- [What is needed]:
Could you write out the records below exactly as they appear, leaving out any pictures?
─── Data extract
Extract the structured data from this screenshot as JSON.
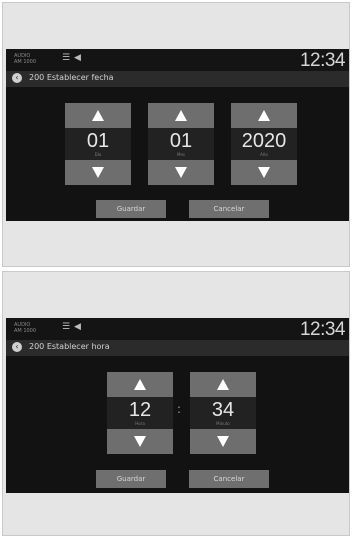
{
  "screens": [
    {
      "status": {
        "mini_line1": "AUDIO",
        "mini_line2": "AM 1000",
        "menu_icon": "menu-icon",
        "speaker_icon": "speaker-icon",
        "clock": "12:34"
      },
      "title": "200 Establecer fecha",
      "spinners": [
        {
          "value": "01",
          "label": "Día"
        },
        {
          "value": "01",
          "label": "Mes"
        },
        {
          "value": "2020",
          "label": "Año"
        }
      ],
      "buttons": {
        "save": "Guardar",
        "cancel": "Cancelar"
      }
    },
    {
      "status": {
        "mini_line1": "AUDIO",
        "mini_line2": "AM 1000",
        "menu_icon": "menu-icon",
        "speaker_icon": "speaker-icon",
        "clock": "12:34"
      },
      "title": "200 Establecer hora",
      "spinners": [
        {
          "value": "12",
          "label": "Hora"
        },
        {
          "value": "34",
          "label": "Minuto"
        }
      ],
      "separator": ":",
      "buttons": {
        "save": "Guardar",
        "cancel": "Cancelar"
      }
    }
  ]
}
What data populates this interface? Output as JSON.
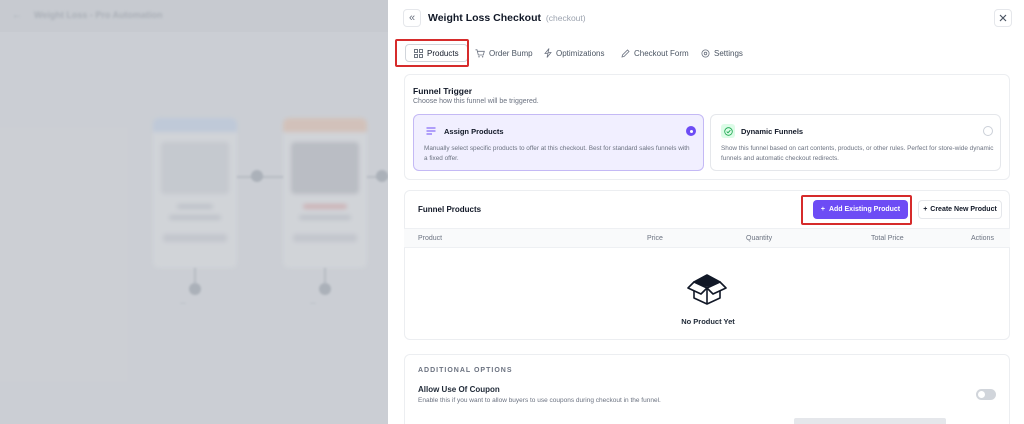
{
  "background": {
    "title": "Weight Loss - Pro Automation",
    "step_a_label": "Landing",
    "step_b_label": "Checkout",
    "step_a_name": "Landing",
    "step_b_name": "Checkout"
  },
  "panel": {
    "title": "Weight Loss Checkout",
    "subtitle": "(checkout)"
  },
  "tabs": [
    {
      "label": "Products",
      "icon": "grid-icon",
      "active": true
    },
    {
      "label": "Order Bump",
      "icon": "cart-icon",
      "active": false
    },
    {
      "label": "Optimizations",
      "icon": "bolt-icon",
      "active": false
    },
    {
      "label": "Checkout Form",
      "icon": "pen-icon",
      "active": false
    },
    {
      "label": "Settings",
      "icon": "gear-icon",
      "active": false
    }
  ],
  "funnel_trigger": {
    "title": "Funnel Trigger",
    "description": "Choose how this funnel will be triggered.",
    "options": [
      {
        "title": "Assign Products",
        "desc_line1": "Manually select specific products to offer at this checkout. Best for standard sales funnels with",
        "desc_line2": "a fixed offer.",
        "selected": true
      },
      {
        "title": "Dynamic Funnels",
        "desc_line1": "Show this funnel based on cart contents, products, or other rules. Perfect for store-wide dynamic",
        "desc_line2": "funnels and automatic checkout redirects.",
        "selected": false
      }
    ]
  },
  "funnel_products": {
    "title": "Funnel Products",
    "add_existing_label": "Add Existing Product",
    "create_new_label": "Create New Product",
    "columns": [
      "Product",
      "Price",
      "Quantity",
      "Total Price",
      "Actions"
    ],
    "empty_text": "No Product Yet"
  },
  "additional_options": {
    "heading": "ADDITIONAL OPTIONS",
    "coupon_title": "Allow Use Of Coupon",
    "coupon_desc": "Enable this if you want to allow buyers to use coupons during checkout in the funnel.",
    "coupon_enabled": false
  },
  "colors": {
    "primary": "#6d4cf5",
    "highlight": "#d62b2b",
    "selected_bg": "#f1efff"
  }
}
──────
- [Response to the task]:
Extract the structured data from this screenshot as JSON.
{
  "screens": [
    {
      "status": {
        "mini_line1": "AUDIO",
        "mini_line2": "AM 1000",
        "menu_icon": "menu-icon",
        "speaker_icon": "speaker-icon",
        "clock": "12:34"
      },
      "title": "200 Establecer fecha",
      "spinners": [
        {
          "value": "01",
          "label": "Día"
        },
        {
          "value": "01",
          "label": "Mes"
        },
        {
          "value": "2020",
          "label": "Año"
        }
      ],
      "buttons": {
        "save": "Guardar",
        "cancel": "Cancelar"
      }
    },
    {
      "status": {
        "mini_line1": "AUDIO",
        "mini_line2": "AM 1000",
        "menu_icon": "menu-icon",
        "speaker_icon": "speaker-icon",
        "clock": "12:34"
      },
      "title": "200 Establecer hora",
      "spinners": [
        {
          "value": "12",
          "label": "Hora"
        },
        {
          "value": "34",
          "label": "Minuto"
        }
      ],
      "separator": ":",
      "buttons": {
        "save": "Guardar",
        "cancel": "Cancelar"
      }
    }
  ]
}
What data populates this interface? Output as JSON.
{
  "background": {
    "title": "Weight Loss - Pro Automation",
    "step_a_label": "Landing",
    "step_b_label": "Checkout",
    "step_a_name": "Landing",
    "step_b_name": "Checkout"
  },
  "panel": {
    "title": "Weight Loss Checkout",
    "subtitle": "(checkout)"
  },
  "tabs": [
    {
      "label": "Products",
      "icon": "grid-icon",
      "active": true
    },
    {
      "label": "Order Bump",
      "icon": "cart-icon",
      "active": false
    },
    {
      "label": "Optimizations",
      "icon": "bolt-icon",
      "active": false
    },
    {
      "label": "Checkout Form",
      "icon": "pen-icon",
      "active": false
    },
    {
      "label": "Settings",
      "icon": "gear-icon",
      "active": false
    }
  ],
  "funnel_trigger": {
    "title": "Funnel Trigger",
    "description": "Choose how this funnel will be triggered.",
    "options": [
      {
        "title": "Assign Products",
        "desc_line1": "Manually select specific products to offer at this checkout. Best for standard sales funnels with",
        "desc_line2": "a fixed offer.",
        "selected": true
      },
      {
        "title": "Dynamic Funnels",
        "desc_line1": "Show this funnel based on cart contents, products, or other rules. Perfect for store-wide dynamic",
        "desc_line2": "funnels and automatic checkout redirects.",
        "selected": false
      }
    ]
  },
  "funnel_products": {
    "title": "Funnel Products",
    "add_existing_label": "Add Existing Product",
    "create_new_label": "Create New Product",
    "columns": [
      "Product",
      "Price",
      "Quantity",
      "Total Price",
      "Actions"
    ],
    "empty_text": "No Product Yet"
  },
  "additional_options": {
    "heading": "ADDITIONAL OPTIONS",
    "coupon_title": "Allow Use Of Coupon",
    "coupon_desc": "Enable this if you want to allow buyers to use coupons during checkout in the funnel.",
    "coupon_enabled": false
  },
  "colors": {
    "primary": "#6d4cf5",
    "highlight": "#d62b2b",
    "selected_bg": "#f1efff"
  }
}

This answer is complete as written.